▶ [STATED PROBLEM] Below are some records. Write out the lines from the one containing "Enumerate this screenshot's" to the last line, word for word, leaving out pictures.

▶ [TASK INPUTS]
------------------------------------------------------------

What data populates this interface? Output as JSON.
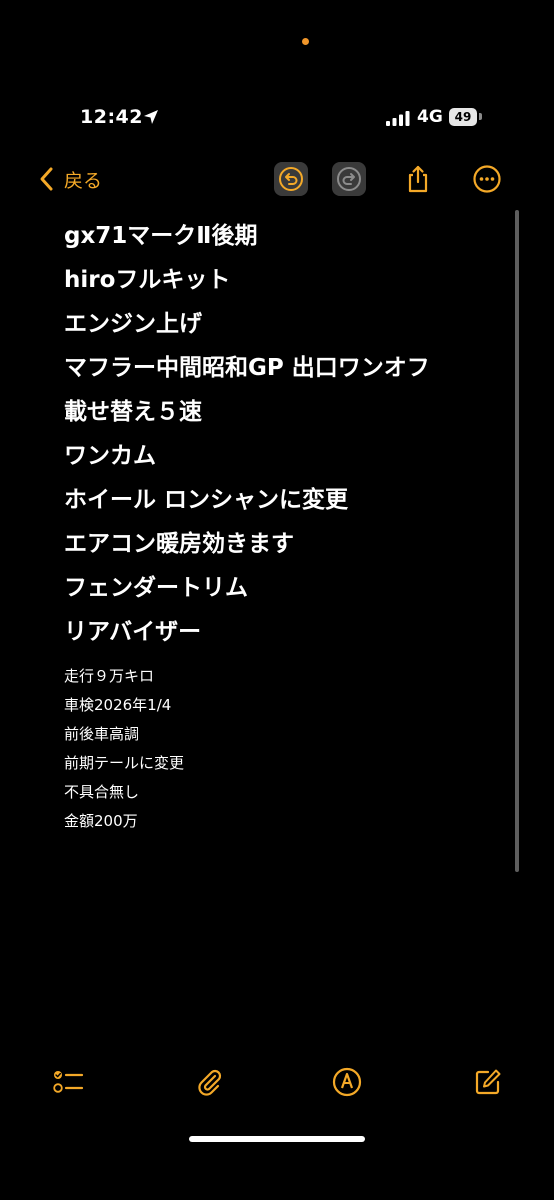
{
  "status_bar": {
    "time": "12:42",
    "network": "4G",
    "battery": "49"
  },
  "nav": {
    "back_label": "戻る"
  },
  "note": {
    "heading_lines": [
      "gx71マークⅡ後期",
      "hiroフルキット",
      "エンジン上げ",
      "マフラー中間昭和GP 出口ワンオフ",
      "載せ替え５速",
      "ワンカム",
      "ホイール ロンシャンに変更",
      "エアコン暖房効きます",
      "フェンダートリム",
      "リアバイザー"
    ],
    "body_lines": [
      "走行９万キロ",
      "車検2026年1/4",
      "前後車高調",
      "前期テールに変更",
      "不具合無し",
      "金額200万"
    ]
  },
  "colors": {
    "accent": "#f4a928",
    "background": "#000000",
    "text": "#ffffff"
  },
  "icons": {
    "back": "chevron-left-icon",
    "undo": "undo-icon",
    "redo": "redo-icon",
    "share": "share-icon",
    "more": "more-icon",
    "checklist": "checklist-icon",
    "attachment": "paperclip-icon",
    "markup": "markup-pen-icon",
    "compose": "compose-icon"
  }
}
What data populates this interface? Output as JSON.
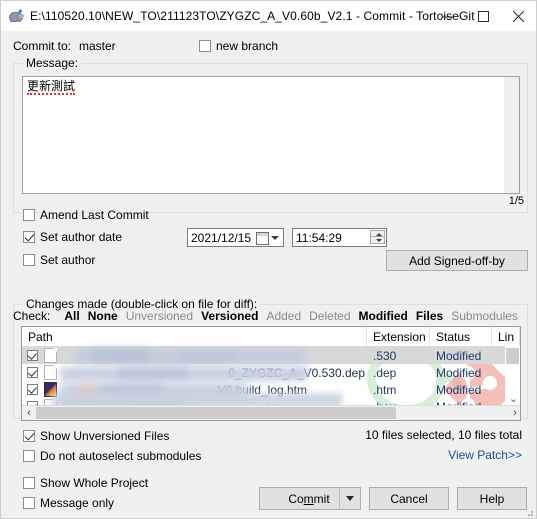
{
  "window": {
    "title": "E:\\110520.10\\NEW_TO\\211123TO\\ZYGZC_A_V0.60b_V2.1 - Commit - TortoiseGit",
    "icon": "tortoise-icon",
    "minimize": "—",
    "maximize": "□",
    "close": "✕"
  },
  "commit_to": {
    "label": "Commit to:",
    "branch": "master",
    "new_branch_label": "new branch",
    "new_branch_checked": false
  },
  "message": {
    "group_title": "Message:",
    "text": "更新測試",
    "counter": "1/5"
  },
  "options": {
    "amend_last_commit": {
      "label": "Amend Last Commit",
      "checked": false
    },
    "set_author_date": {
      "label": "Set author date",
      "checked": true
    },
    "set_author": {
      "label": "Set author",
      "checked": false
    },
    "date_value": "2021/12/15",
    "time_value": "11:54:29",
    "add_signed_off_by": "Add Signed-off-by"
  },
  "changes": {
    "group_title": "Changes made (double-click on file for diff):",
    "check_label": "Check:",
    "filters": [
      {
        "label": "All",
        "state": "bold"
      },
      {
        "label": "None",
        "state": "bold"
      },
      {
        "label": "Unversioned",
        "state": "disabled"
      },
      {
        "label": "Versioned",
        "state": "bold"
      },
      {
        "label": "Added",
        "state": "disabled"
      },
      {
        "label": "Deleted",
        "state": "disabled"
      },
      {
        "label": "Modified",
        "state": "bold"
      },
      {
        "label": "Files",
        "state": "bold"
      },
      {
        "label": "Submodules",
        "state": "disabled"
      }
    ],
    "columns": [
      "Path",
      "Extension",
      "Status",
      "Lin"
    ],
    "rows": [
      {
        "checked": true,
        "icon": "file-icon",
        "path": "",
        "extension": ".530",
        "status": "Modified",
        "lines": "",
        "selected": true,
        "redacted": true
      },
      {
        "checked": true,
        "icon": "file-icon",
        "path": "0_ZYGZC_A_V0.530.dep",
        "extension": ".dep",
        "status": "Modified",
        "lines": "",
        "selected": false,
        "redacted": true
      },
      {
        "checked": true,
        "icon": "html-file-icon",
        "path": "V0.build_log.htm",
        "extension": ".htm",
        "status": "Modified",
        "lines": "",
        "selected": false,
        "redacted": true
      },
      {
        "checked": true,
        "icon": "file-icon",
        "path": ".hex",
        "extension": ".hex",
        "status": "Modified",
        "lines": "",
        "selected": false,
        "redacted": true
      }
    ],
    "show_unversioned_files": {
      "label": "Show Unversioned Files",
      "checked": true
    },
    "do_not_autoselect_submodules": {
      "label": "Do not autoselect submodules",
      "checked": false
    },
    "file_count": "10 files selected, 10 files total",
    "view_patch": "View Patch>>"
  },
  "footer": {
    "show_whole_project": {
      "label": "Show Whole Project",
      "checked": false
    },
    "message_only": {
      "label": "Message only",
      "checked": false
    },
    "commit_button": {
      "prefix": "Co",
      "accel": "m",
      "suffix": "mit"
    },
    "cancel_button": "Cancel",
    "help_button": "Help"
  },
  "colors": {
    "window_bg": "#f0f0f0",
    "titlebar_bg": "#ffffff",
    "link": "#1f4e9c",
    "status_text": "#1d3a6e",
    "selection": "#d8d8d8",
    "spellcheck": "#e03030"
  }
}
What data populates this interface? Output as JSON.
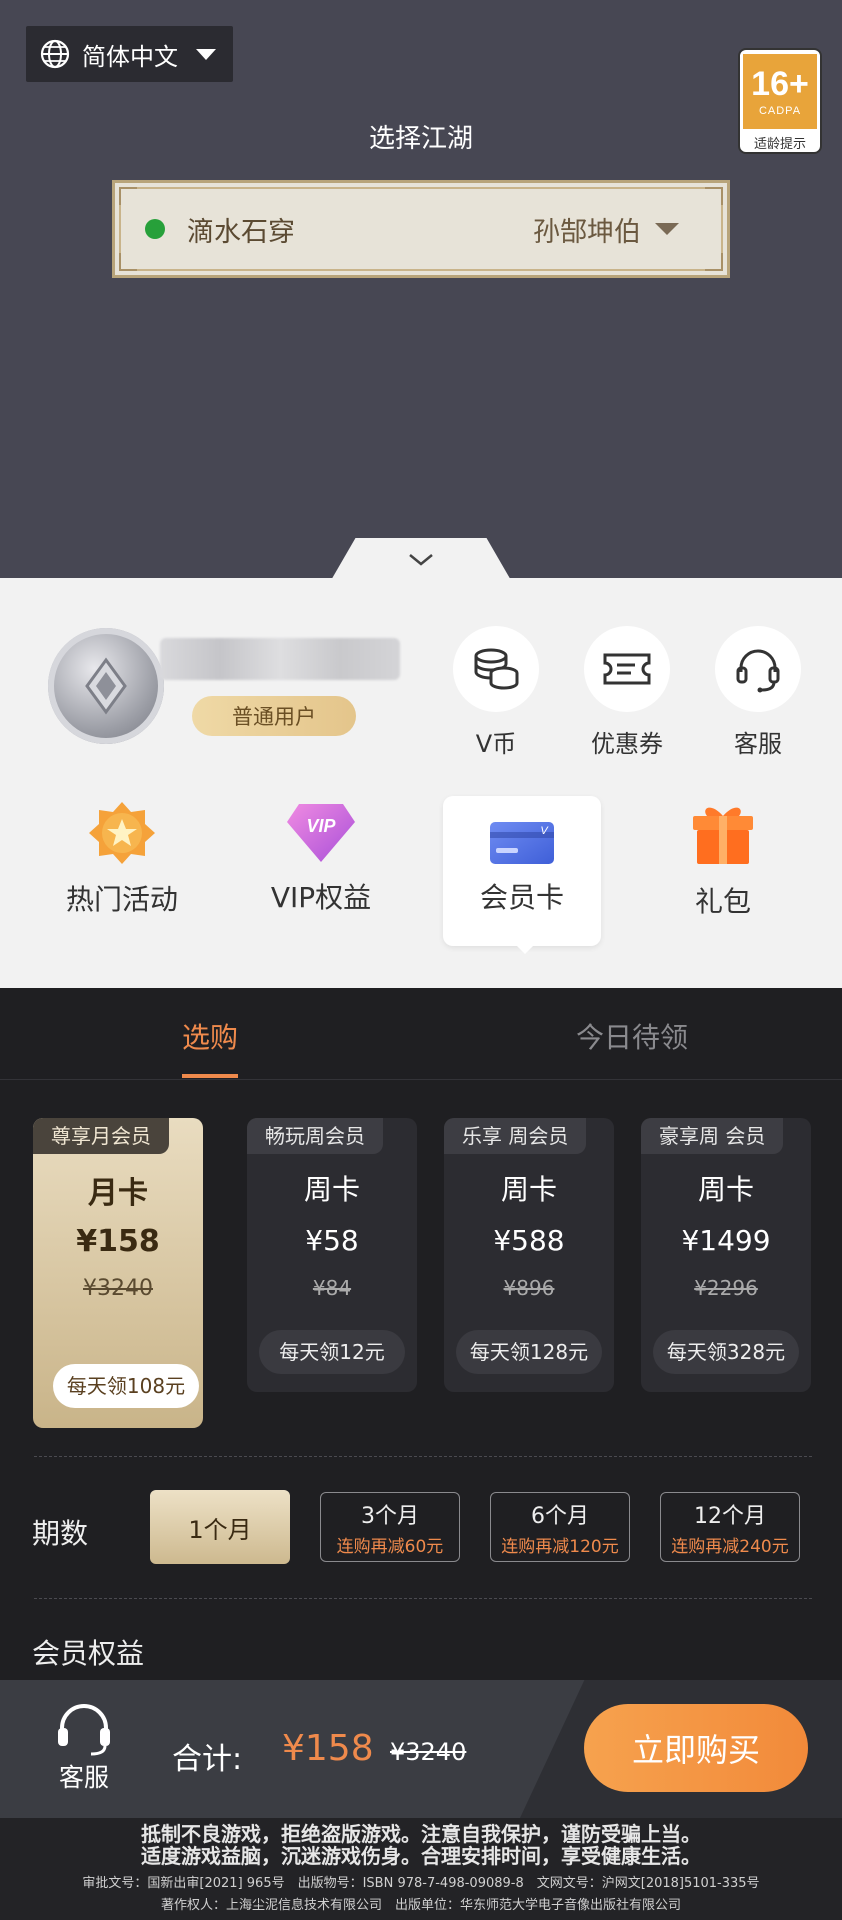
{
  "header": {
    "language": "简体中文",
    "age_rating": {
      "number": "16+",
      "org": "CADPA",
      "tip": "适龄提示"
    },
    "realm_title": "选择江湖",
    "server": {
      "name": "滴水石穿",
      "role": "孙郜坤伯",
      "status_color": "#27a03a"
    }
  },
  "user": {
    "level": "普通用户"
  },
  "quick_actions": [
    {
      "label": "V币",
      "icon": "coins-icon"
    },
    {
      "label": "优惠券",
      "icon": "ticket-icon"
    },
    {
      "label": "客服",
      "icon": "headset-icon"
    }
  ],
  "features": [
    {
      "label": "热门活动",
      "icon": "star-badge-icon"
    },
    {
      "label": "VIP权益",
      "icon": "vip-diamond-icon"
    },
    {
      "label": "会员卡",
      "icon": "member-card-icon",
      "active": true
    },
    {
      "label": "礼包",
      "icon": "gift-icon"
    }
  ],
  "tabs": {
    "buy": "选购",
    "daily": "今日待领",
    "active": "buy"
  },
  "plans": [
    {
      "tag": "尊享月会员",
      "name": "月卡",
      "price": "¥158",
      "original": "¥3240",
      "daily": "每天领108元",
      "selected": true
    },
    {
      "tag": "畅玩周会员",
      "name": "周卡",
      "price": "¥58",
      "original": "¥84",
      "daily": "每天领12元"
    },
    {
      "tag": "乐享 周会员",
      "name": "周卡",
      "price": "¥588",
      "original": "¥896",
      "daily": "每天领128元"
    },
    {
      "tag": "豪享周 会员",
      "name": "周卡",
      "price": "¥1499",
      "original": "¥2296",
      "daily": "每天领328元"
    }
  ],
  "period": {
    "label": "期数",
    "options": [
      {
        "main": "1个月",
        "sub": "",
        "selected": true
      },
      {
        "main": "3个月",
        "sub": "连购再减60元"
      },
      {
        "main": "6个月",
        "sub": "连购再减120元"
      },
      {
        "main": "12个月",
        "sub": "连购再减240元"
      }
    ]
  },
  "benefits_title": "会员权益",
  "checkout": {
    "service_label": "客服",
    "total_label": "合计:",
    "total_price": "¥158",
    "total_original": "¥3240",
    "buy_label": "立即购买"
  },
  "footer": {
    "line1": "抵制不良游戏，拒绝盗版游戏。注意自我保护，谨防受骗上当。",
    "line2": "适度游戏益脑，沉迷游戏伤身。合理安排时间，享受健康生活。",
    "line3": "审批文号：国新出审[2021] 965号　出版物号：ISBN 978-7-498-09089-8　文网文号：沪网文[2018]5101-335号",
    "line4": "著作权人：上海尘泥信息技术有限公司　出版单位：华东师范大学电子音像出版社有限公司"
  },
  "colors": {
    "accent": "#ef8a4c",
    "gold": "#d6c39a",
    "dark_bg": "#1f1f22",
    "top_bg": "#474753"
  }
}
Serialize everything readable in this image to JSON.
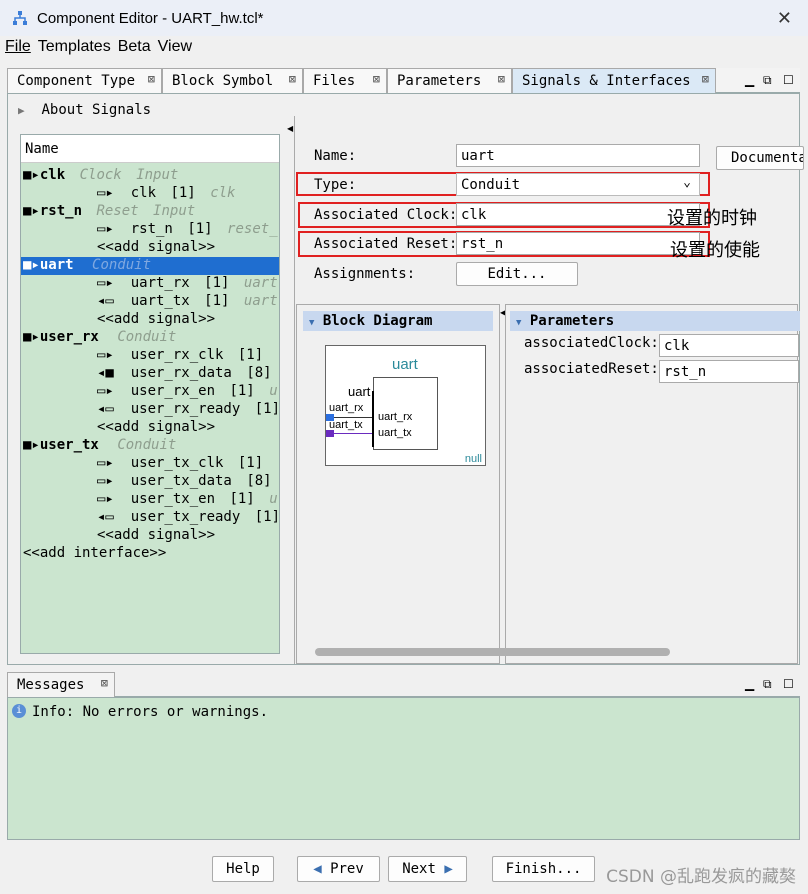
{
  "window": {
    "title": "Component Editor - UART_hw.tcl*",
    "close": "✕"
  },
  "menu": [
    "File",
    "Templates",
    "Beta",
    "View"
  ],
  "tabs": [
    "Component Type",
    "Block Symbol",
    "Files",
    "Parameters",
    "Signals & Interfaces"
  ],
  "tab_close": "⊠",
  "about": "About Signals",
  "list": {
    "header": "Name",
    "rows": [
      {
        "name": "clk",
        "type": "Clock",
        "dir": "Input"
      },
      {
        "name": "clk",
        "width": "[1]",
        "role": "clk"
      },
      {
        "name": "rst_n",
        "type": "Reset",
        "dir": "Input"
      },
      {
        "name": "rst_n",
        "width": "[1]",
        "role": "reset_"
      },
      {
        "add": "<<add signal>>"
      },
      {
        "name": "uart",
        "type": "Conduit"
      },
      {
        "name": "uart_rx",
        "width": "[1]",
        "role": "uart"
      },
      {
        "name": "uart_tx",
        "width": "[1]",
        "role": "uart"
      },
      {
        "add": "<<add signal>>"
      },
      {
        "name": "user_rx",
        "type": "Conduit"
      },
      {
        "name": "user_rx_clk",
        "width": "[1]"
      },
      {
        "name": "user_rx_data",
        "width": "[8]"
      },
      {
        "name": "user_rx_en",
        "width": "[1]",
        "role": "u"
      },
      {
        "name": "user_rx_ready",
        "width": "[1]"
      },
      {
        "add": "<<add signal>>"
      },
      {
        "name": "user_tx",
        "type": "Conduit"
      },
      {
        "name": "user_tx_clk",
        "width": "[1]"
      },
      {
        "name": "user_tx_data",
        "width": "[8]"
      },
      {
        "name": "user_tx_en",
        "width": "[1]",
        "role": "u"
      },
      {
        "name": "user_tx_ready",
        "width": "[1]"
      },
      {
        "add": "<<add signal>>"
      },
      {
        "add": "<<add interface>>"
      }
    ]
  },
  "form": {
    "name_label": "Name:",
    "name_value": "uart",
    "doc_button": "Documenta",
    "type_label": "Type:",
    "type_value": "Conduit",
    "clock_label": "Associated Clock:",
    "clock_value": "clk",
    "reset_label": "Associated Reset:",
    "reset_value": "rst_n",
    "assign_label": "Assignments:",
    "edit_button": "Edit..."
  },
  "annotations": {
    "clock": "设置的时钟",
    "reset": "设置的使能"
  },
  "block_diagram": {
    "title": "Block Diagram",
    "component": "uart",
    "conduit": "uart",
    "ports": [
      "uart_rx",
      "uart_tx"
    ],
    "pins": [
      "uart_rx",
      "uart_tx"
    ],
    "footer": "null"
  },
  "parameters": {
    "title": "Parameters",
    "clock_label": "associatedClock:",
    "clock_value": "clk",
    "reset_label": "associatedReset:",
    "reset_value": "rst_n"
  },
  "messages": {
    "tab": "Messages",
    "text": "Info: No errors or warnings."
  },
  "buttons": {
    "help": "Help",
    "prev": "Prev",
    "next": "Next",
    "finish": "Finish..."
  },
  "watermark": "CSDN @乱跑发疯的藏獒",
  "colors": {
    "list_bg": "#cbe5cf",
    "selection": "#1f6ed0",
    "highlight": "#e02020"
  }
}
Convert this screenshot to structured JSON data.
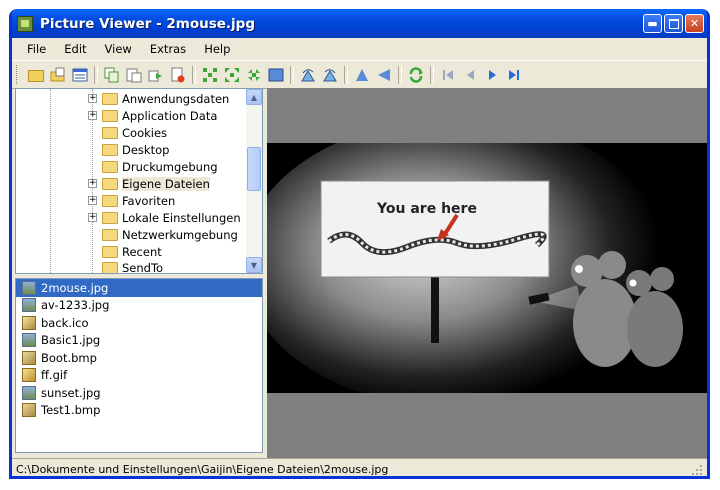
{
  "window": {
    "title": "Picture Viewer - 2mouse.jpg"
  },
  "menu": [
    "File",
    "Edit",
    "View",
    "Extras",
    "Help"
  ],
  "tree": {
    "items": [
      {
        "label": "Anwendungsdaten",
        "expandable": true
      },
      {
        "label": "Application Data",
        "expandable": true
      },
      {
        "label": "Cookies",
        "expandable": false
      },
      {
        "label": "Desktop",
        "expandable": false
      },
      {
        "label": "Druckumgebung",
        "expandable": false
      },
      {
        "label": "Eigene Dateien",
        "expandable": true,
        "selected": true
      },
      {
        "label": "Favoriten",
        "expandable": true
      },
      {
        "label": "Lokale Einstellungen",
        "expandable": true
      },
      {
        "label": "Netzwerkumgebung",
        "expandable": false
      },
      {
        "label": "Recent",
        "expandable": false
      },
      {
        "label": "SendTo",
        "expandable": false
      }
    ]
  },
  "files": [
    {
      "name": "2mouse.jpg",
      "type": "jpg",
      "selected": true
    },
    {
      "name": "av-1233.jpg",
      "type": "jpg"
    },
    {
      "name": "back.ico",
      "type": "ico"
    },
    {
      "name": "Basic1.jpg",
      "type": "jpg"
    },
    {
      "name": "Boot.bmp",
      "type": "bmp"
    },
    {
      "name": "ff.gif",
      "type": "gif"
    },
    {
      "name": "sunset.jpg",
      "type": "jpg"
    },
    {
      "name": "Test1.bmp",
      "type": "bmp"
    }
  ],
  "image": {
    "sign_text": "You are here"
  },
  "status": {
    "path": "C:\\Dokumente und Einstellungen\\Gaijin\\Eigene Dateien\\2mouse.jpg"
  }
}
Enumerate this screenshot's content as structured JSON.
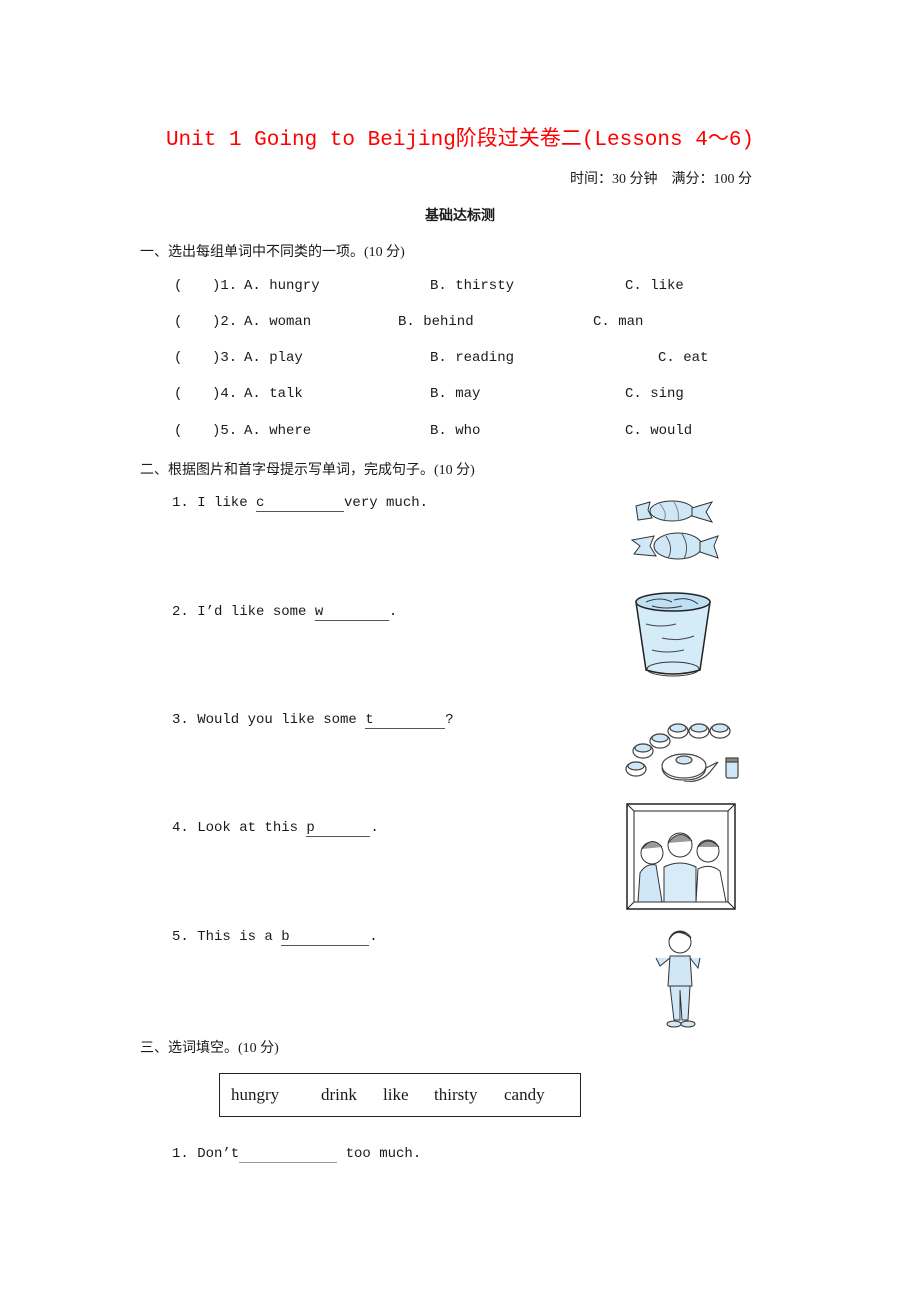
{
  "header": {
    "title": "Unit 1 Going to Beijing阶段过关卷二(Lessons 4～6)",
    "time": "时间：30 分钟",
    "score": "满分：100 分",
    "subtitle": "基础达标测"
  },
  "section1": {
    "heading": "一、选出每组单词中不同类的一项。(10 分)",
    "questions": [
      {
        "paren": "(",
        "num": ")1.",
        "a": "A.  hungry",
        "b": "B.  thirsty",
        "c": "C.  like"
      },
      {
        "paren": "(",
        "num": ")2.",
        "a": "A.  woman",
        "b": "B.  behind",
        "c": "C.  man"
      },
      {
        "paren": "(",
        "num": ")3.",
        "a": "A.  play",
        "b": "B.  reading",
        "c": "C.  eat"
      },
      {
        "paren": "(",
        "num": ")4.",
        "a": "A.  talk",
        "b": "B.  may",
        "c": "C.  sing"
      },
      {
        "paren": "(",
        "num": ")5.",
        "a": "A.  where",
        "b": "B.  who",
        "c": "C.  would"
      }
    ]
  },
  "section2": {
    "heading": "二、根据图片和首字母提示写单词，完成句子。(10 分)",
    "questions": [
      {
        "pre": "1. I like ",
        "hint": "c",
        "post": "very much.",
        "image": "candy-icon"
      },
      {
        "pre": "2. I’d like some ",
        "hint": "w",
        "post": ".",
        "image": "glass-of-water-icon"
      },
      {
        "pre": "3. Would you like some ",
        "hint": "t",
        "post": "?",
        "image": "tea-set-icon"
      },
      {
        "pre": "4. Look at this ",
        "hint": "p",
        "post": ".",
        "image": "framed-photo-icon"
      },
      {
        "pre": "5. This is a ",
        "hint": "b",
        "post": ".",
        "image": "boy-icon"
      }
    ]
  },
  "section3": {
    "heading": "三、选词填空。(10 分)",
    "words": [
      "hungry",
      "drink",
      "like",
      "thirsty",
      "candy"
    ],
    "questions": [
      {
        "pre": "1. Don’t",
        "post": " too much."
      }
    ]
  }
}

------------------------------------------------------------

▶ [FULL RESPONSE]
Enumerate this screenshot's content as structured JSON.
{
  "header": {
    "title": "Unit 1 Going to Beijing阶段过关卷二(Lessons 4～6)",
    "time": "时间：30 分钟",
    "score": "满分：100 分",
    "subtitle": "基础达标测"
  },
  "section1": {
    "heading": "一、选出每组单词中不同类的一项。(10 分)",
    "questions": [
      {
        "paren": "(",
        "num": ")1.",
        "a": "A.  hungry",
        "b": "B.  thirsty",
        "c": "C.  like"
      },
      {
        "paren": "(",
        "num": ")2.",
        "a": "A.  woman",
        "b": "B.  behind",
        "c": "C.  man"
      },
      {
        "paren": "(",
        "num": ")3.",
        "a": "A.  play",
        "b": "B.  reading",
        "c": "C.  eat"
      },
      {
        "paren": "(",
        "num": ")4.",
        "a": "A.  talk",
        "b": "B.  may",
        "c": "C.  sing"
      },
      {
        "paren": "(",
        "num": ")5.",
        "a": "A.  where",
        "b": "B.  who",
        "c": "C.  would"
      }
    ]
  },
  "section2": {
    "heading": "二、根据图片和首字母提示写单词，完成句子。(10 分)",
    "questions": [
      {
        "pre": "1. I like ",
        "hint": "c",
        "post": "very much.",
        "image": "candy-icon"
      },
      {
        "pre": "2. I’d like some ",
        "hint": "w",
        "post": ".",
        "image": "glass-of-water-icon"
      },
      {
        "pre": "3. Would you like some ",
        "hint": "t",
        "post": "?",
        "image": "tea-set-icon"
      },
      {
        "pre": "4. Look at this ",
        "hint": "p",
        "post": ".",
        "image": "framed-photo-icon"
      },
      {
        "pre": "5. This is a ",
        "hint": "b",
        "post": ".",
        "image": "boy-icon"
      }
    ]
  },
  "section3": {
    "heading": "三、选词填空。(10 分)",
    "words": [
      "hungry",
      "drink",
      "like",
      "thirsty",
      "candy"
    ],
    "questions": [
      {
        "pre": "1. Don’t",
        "post": " too much."
      }
    ]
  }
}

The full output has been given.